§ **WORK INSTRUCTIONS**:
**1)** In the forum thread, which usernames have a date from 2011 next to them?
**2)** Retype, word for word, the part of the forum thread starting at "DON'T DO IT!!!" and ending at "ends up badly.".

§ **GIVEN TEXT**:
# How do I take payments?



## fazhou (Jan 15, 2014)

Hello,
Maybe you can help? How do I go about taking payments for something? Specifically, what kind of paperwork should the customer sign that acknowledges a payment plan etc. Example, I want to sell an item whose price is $4200. The customer will pay $3000 up front, take the object home, and pay $100 every month for a year. I really am clueless about what the signed paper should say. Any help would be greatly appreciated. Thank you.


----------



## HerbC (Jul 28, 2010)

Perhaps the paper should say "I can't believe I'm just giving you $1,200…"

You're definitely leaving yourself open if you extend credit to someone on a sales contract.

Good luck!

Herb


----------



## wormil (Nov 19, 2011)

You want to pay for this kind of advice and there should be interest charges if they want to pay over time.


----------



## GR8HUNTER (Jun 13, 2016)

bad idea :<((


----------



## Tony_S (Dec 16, 2009)

> How do I go about taking payments for something?
> - fazhou


With your hand out, In full, up front, or upon delivery.


----------



## bbasiaga (Dec 8, 2012)

Check legal zoom. See if they have something cheap you can download. Failing that, I'd write up a 'bill of sale' with what he is getting, any guarantees you make (or don't make) about the item, and the payment terms. Include penalties in the language if they don't pay. Then have him meet you at a notary and sign two copies of it. One for him, one for you.

Brian


----------



## bondogaposis (Dec 18, 2011)

Tell them to put the full price on their credit card and pay you through paypal. They can pay it off that way and you get your money before giving them the item. I would not carry a contract as you do not have the resources to get your money if they fail to pay.


----------



## 000 (Dec 9, 2015)

If you must, bbasiaga pretty much sums it up.

There is so much that can go wrong. I wouldn't even think about doing it unless I already came to the conclusion that I wasn't going to get paid all of it back.

If it's a friend, you could lose your friendship over it.

It would be great if every month on the 1st your payment showed up, but if they don't have the money now, chances are they will be late making the payment and you will be chasing your money.

Even if they make half the payments at any point they may have some kind of hardship and not be able to pay, are you prepared to give them extra time that could lapse on and on, or take them to small claims court and spend the time pursuing it?

I could go on and on with scenarios that make it not worthwhile, but for 1200.00 it's the best schooling you can get to find out how the court system works.


----------



## tomd (Jan 29, 2008)

Send them to the bank, banks are very good at lending money.


----------



## John Smith_inFL (Dec 15, 2017)

this looks like a good episode for "Judge Judy"


----------



## woodbutcherbynight (Oct 21, 2011)

DON'T DO IT!!! Cash in hand, full amount and be done. Unless you want to become a bank, bill collector and give yourself ulcers thinking about how you got screwed for $1200. Doesn't matter who it is, because the chances of success are slimmer than me winning the lottery. If it is a friend, consider if you want to end it this way because it usually ends up badly.


----------



## LesB (Dec 21, 2008)

You should be able to find a loan agreement form at one of the internet sites that you can use because that is what your are doing, loaning the person money. I agree with who ever said add in a penalty for missing a payment (make it painful, like 20% of the balance). If they live out of state don't do it under any circumstance unless they can leave something of equal value (collateral) with you as security. Do NOT make up a "bill of Sale" because that can transfer ownership.

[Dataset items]
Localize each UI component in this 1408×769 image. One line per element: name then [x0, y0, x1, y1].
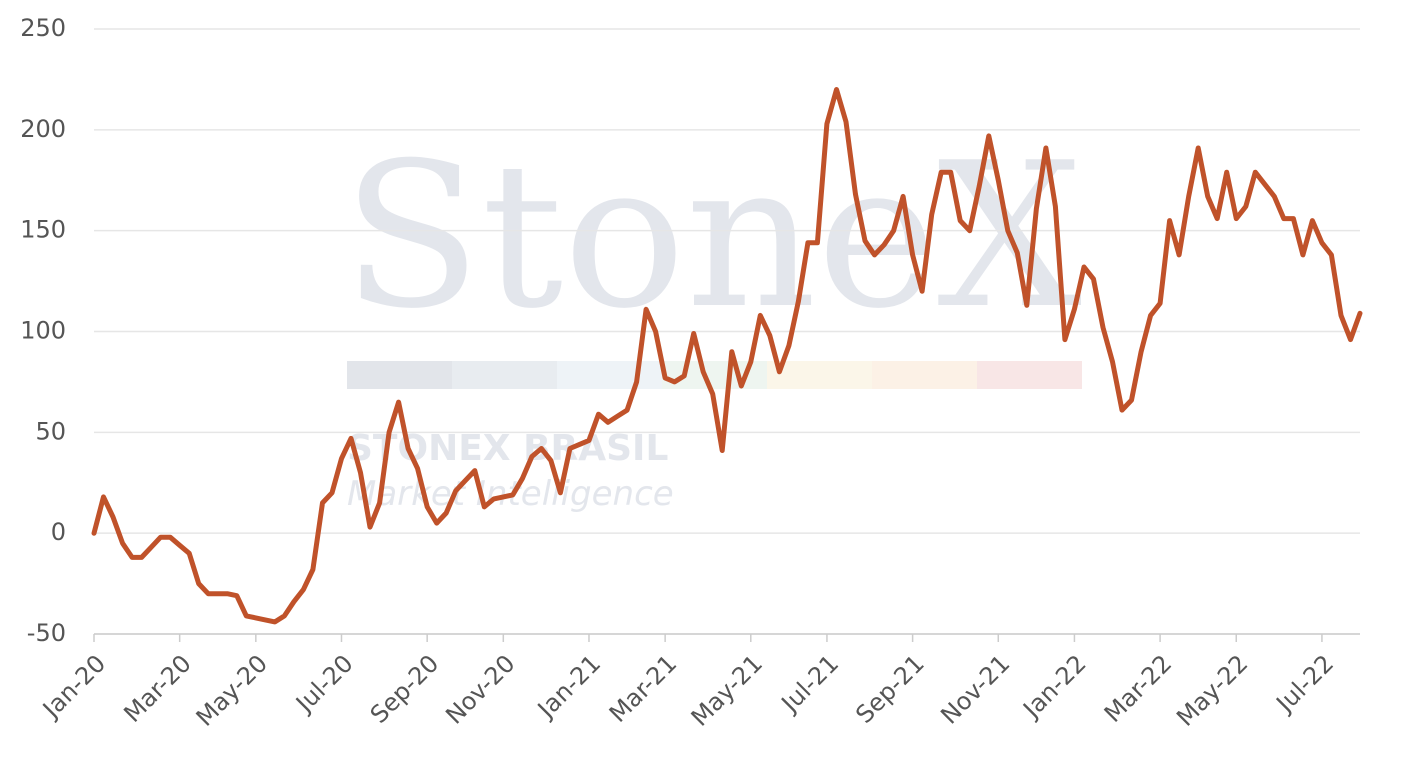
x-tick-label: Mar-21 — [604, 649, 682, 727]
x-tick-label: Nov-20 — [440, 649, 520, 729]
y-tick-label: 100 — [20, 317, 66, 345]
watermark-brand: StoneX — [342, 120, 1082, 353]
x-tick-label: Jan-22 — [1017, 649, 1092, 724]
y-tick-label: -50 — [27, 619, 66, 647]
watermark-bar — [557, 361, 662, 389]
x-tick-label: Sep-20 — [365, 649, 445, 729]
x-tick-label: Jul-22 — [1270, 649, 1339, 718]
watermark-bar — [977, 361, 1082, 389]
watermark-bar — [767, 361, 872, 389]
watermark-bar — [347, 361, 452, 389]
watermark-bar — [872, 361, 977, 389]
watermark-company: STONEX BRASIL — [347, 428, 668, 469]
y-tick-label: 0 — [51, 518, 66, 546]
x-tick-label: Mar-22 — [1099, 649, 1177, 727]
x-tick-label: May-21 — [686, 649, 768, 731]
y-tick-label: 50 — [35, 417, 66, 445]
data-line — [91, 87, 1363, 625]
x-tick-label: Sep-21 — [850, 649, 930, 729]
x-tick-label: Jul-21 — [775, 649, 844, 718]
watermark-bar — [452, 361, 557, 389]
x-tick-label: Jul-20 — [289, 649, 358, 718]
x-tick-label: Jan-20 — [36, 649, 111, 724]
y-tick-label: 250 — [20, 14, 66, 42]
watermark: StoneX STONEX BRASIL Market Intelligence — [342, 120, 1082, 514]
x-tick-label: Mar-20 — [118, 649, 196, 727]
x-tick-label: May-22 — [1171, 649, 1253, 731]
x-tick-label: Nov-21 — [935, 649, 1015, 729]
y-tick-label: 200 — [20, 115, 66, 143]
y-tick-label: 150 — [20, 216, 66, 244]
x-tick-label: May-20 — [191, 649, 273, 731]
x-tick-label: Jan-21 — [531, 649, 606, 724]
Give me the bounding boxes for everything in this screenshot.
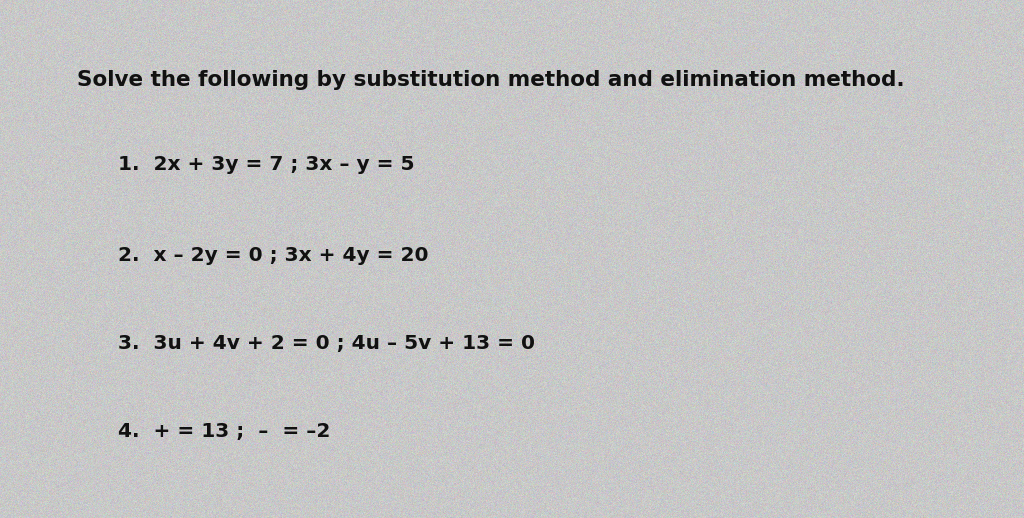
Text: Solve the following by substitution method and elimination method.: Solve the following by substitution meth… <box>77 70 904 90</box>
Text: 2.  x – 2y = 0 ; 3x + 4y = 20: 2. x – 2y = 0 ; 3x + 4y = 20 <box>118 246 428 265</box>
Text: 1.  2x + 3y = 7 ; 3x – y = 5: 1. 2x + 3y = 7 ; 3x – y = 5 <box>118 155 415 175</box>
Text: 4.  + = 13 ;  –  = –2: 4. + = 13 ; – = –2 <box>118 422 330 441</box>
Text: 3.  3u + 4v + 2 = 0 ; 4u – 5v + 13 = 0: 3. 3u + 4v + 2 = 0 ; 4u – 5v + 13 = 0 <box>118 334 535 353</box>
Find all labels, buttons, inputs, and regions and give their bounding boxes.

§ **OUTPUTS FOR THE TASKS**:
**1)** wormil, bondogaposis, woodbutcherbynight

**2)**
DON'T DO IT!!! Cash in hand, full amount and be done. Unless you want to become a bank, bill collector and give yourself ulcers thinking about how you got screwed for $1200. Doesn't matter who it is, because the chances of success are slimmer than me winning the lottery. If it is a friend, consider if you want to end it this way because it usually ends up badly.